> _AUSWAHL_
Obergericht des Kantons Zürich

II. Zivilkammer als obere kantonale Aufsichtsbehörde über Schuldbetreibung und Konkurs

Geschäfts-Nr.: PS190050-O/U

Mitwirkend: Oberrichter lic. iur. P. Diggelmann, Vorsitzender, Oberrichter lic. iur. et phil. D. Glur und Oberrichter Dr. S. Mazan sowie Gerichtsschreiberin lic. iur. K. Houweling-Wili

Urteil vom 5. April 2019

in Sachen

A. ,

Beschwerdeführer,

vertreten durch Rechtsanwalt lic. iur. X. ,

betreffend

Nichtigkeit der Betreibung

(Beschwerde über das Betreibungsamt Embrachertal)

Beschwerde gegen einen Beschluss der II. Abteilung des Bezirksgerichtes Bülach vom 25. Februar 2019 (CB190010)

Erwägungen:

1.

    1. Der Beschwerdeführer gelangte am 1. Februar 2019 an das Bezirksgericht Bülach als untere kantonale Aufsichtsbehörde in Schuldbetreibungsund Konkurssachen und verlangte die Aufhebung von vier Betreibungen (Betreibungen Nr. 1, Nr. 2, Nr. 3 und Nr. 4 des Betreibungsamtes Embrachertal) zufolge Nichtigkeit sowie die Löschung von deren Einträgen in den Registern (act. 1 und

      act. 4/1). Mit Beschluss vom 25. Februar 2019 wies das Bezirksgericht Bülach das Begehren ab, soweit es darauf eintrat (act. 7 = act. 17).

[Gespeicherte Einträge]
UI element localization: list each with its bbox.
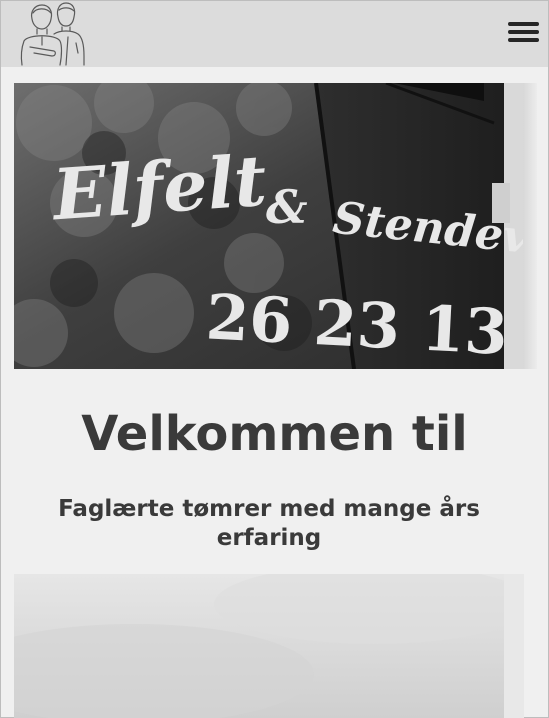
subtitle-heading: Faglærte tømrer med mange års erfaring [58,496,480,551]
svg-text:Elfelt: Elfelt [48,139,269,237]
two-craftsmen-logo-icon [20,2,85,66]
van-photo-graphic: Elfelt & Stendevad 26 23 13 11 [14,83,523,369]
hamburger-menu-button[interactable] [508,22,539,45]
second-photo-image [14,574,524,718]
svg-text:26 23 13 11: 26 23 13 11 [204,280,523,369]
svg-text:&: & [266,180,308,234]
welcome-heading: Velkommen til [81,406,468,462]
site-header [1,1,548,67]
hero-edge-shadow [523,83,537,369]
hamburger-menu-icon-bar [508,38,539,42]
sky-photo-graphic [14,574,524,718]
hero-van-image: Elfelt & Stendevad 26 23 13 11 [14,83,523,369]
hamburger-menu-icon-bar [508,22,539,26]
hamburger-menu-icon-bar [508,30,539,34]
site-logo-link[interactable] [18,1,86,67]
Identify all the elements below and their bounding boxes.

> _DEINE AUFGABEN_
A) Prüfe für jede Aussage, ob sie zum Urteilsauszug passt: (i) Das Urteil ist vom 5. April 2019. (ii) Der Beschwerdeführer wollte, dass drei Betreibungen aufgehoben werden. (iii) Das Bezirksgericht Bülach gab dem Begehren statt. Antworte jeweils mit Ja oder Nein und zitiere die entscheidenden Wörter genau.
B) Schreib aus dem Urteilsauszug die Stelle von „Nichtigkeit der Betreibung“ bis einschließlich „Februar 2019 (CB190010)“ genau ab.

> _DIE ANTWORTEN_
A)
(i) Ja: „Urteil vom 5. April 2019“
(ii) Nein: „verlangte die Aufhebung von vier Betreibungen“
(iii) Nein: „wies das Bezirksgericht Bülach das Begehren ab, soweit es darauf eintrat“

B)
Nichtigkeit der Betreibung

(Beschwerde über das Betreibungsamt Embrachertal)

Beschwerde gegen einen Beschluss der II. Abteilung des Bezirksgerichtes Bülach vom 25. Februar 2019 (CB190010)